Part of a data file:
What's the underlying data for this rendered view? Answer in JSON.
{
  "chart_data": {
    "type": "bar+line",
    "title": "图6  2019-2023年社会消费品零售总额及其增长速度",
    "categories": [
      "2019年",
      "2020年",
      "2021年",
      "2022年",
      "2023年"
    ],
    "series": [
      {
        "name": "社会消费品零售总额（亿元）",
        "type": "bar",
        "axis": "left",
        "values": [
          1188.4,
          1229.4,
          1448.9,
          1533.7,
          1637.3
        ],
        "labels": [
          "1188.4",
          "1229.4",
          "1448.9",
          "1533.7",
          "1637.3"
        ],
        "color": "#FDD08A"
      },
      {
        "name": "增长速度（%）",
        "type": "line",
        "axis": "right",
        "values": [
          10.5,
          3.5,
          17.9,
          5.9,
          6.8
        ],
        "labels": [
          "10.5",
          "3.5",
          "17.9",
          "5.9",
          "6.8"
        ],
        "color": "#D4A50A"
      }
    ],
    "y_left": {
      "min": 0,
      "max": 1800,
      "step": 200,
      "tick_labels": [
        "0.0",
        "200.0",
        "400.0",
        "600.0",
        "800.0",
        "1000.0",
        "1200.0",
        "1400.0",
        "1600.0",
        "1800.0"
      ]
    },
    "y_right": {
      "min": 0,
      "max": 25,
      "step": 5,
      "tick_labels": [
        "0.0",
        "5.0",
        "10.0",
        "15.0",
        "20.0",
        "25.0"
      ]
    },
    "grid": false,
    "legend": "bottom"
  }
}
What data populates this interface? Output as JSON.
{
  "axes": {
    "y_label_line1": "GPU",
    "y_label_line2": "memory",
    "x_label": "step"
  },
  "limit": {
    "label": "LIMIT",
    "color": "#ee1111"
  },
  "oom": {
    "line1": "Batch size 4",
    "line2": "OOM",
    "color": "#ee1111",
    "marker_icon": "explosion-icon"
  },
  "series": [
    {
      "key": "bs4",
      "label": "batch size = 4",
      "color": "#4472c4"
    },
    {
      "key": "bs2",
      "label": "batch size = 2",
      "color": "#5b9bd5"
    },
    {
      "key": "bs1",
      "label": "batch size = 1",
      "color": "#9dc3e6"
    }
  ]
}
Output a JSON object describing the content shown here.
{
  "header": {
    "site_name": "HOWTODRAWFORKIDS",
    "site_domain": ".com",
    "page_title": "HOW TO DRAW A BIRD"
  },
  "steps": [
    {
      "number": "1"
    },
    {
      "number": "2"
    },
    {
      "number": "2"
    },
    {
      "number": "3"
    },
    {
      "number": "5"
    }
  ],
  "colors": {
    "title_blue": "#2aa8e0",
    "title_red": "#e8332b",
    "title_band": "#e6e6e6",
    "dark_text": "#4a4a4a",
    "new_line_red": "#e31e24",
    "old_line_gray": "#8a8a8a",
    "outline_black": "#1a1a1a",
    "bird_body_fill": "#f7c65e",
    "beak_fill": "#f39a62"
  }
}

Task objective
From the data above, extract every line in its exact form.

Output
What's the underlying data for this rendered view? Answer in JSON.
{
  "chart_data": {
    "type": "bar+line",
    "title": "图6  2019-2023年社会消费品零售总额及其增长速度",
    "categories": [
      "2019年",
      "2020年",
      "2021年",
      "2022年",
      "2023年"
    ],
    "series": [
      {
        "name": "社会消费品零售总额（亿元）",
        "type": "bar",
        "axis": "left",
        "values": [
          1188.4,
          1229.4,
          1448.9,
          1533.7,
          1637.3
        ],
        "labels": [
          "1188.4",
          "1229.4",
          "1448.9",
          "1533.7",
          "1637.3"
        ],
        "color": "#FDD08A"
      },
      {
        "name": "增长速度（%）",
        "type": "line",
        "axis": "right",
        "values": [
          10.5,
          3.5,
          17.9,
          5.9,
          6.8
        ],
        "labels": [
          "10.5",
          "3.5",
          "17.9",
          "5.9",
          "6.8"
        ],
        "color": "#D4A50A"
      }
    ],
    "y_left": {
      "min": 0,
      "max": 1800,
      "step": 200,
      "tick_labels": [
        "0.0",
        "200.0",
        "400.0",
        "600.0",
        "800.0",
        "1000.0",
        "1200.0",
        "1400.0",
        "1600.0",
        "1800.0"
      ]
    },
    "y_right": {
      "min": 0,
      "max": 25,
      "step": 5,
      "tick_labels": [
        "0.0",
        "5.0",
        "10.0",
        "15.0",
        "20.0",
        "25.0"
      ]
    },
    "grid": false,
    "legend": "bottom"
  }
}
What data populates this interface? Output as JSON.
{
  "axes": {
    "y_label_line1": "GPU",
    "y_label_line2": "memory",
    "x_label": "step"
  },
  "limit": {
    "label": "LIMIT",
    "color": "#ee1111"
  },
  "oom": {
    "line1": "Batch size 4",
    "line2": "OOM",
    "color": "#ee1111",
    "marker_icon": "explosion-icon"
  },
  "series": [
    {
      "key": "bs4",
      "label": "batch size = 4",
      "color": "#4472c4"
    },
    {
      "key": "bs2",
      "label": "batch size = 2",
      "color": "#5b9bd5"
    },
    {
      "key": "bs1",
      "label": "batch size = 1",
      "color": "#9dc3e6"
    }
  ]
}
Output a JSON object describing the content shown here.
{
  "header": {
    "site_name": "HOWTODRAWFORKIDS",
    "site_domain": ".com",
    "page_title": "HOW TO DRAW A BIRD"
  },
  "steps": [
    {
      "number": "1"
    },
    {
      "number": "2"
    },
    {
      "number": "2"
    },
    {
      "number": "3"
    },
    {
      "number": "5"
    }
  ],
  "colors": {
    "title_blue": "#2aa8e0",
    "title_red": "#e8332b",
    "title_band": "#e6e6e6",
    "dark_text": "#4a4a4a",
    "new_line_red": "#e31e24",
    "old_line_gray": "#8a8a8a",
    "outline_black": "#1a1a1a",
    "bird_body_fill": "#f7c65e",
    "beak_fill": "#f39a62"
  }
}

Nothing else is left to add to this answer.